— EXERCISE AIM —
Copy out all the entries below, word for word.

*** TASK MATERIAL Section Begins ***

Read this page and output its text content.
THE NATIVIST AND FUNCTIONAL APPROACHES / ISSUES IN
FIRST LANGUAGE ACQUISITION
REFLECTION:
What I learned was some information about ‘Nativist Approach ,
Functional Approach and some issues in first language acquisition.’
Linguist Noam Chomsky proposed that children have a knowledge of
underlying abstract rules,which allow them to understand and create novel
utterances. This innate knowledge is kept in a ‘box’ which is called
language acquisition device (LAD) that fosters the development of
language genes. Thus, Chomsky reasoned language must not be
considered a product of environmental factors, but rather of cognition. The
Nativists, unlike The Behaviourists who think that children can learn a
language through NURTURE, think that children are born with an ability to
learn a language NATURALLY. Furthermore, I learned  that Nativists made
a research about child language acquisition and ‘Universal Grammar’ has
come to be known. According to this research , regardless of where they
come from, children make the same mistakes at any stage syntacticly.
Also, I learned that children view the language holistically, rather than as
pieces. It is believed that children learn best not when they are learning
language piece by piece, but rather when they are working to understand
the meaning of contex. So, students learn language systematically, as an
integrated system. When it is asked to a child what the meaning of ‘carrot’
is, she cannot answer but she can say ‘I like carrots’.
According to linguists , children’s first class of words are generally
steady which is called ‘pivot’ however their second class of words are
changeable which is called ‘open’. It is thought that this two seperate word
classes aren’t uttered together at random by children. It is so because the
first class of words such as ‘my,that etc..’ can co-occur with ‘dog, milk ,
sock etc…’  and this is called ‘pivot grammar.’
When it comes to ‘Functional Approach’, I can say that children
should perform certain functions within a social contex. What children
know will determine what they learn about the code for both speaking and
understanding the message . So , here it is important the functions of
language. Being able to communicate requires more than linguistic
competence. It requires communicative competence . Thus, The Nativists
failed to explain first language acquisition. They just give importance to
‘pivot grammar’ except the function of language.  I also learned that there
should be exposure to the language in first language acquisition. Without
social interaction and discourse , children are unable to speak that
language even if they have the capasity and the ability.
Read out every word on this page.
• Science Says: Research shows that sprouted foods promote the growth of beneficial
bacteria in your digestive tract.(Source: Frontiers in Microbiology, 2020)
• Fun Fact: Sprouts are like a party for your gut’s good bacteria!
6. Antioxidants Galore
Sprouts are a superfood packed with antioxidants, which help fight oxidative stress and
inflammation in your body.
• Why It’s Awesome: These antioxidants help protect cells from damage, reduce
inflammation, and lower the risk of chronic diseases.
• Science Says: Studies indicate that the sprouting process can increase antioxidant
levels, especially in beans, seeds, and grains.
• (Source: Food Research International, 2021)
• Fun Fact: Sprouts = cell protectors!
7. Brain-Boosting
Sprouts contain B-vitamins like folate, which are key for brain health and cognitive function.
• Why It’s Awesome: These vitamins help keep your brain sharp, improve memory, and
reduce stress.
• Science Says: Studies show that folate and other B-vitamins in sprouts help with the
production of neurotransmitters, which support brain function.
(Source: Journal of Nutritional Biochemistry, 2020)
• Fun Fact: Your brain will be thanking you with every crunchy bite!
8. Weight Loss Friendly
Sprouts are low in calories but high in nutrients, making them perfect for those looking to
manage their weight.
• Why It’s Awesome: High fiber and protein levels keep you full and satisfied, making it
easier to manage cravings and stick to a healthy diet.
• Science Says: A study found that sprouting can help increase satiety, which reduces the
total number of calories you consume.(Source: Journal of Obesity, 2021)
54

*** TASK MATERIAL Section Ends ***

— SOLUTION BELOW —
Read this page and output its text content.
THE NATIVIST AND FUNCTIONAL APPROACHES / ISSUES IN
FIRST LANGUAGE ACQUISITION
REFLECTION:
What I learned was some information about ‘Nativist Approach ,
Functional Approach and some issues in first language acquisition.’
Linguist Noam Chomsky proposed that children have a knowledge of
underlying abstract rules,which allow them to understand and create novel
utterances. This innate knowledge is kept in a ‘box’ which is called
language acquisition device (LAD) that fosters the development of
language genes. Thus, Chomsky reasoned language must not be
considered a product of environmental factors, but rather of cognition. The
Nativists, unlike The Behaviourists who think that children can learn a
language through NURTURE, think that children are born with an ability to
learn a language NATURALLY. Furthermore, I learned  that Nativists made
a research about child language acquisition and ‘Universal Grammar’ has
come to be known. According to this research , regardless of where they
come from, children make the same mistakes at any stage syntacticly.
Also, I learned that children view the language holistically, rather than as
pieces. It is believed that children learn best not when they are learning
language piece by piece, but rather when they are working to understand
the meaning of contex. So, students learn language systematically, as an
integrated system. When it is asked to a child what the meaning of ‘carrot’
is, she cannot answer but she can say ‘I like carrots’.
According to linguists , children’s first class of words are generally
steady which is called ‘pivot’ however their second class of words are
changeable which is called ‘open’. It is thought that this two seperate word
classes aren’t uttered together at random by children. It is so because the
first class of words such as ‘my,that etc..’ can co-occur with ‘dog, milk ,
sock etc…’  and this is called ‘pivot grammar.’
When it comes to ‘Functional Approach’, I can say that children
should perform certain functions within a social contex. What children
know will determine what they learn about the code for both speaking and
understanding the message . So , here it is important the functions of
language. Being able to communicate requires more than linguistic
competence. It requires communicative competence . Thus, The Nativists
failed to explain first language acquisition. They just give importance to
‘pivot grammar’ except the function of language.  I also learned that there
should be exposure to the language in first language acquisition. Without
social interaction and discourse , children are unable to speak that
language even if they have the capasity and the ability.
Read out every word on this page.
• Science Says: Research shows that sprouted foods promote the growth of beneficial
bacteria in your digestive tract.(Source: Frontiers in Microbiology, 2020)
• Fun Fact: Sprouts are like a party for your gut’s good bacteria!
6. Antioxidants Galore
Sprouts are a superfood packed with antioxidants, which help fight oxidative stress and
inflammation in your body.
• Why It’s Awesome: These antioxidants help protect cells from damage, reduce
inflammation, and lower the risk of chronic diseases.
• Science Says: Studies indicate that the sprouting process can increase antioxidant
levels, especially in beans, seeds, and grains.
• (Source: Food Research International, 2021)
• Fun Fact: Sprouts = cell protectors!
7. Brain-Boosting
Sprouts contain B-vitamins like folate, which are key for brain health and cognitive function.
• Why It’s Awesome: These vitamins help keep your brain sharp, improve memory, and
reduce stress.
• Science Says: Studies show that folate and other B-vitamins in sprouts help with the
production of neurotransmitters, which support brain function.
(Source: Journal of Nutritional Biochemistry, 2020)
• Fun Fact: Your brain will be thanking you with every crunchy bite!
8. Weight Loss Friendly
Sprouts are low in calories but high in nutrients, making them perfect for those looking to
manage their weight.
• Why It’s Awesome: High fiber and protein levels keep you full and satisfied, making it
easier to manage cravings and stick to a healthy diet.
• Science Says: A study found that sprouting can help increase satiety, which reduces the
total number of calories you consume.(Source: Journal of Obesity, 2021)
54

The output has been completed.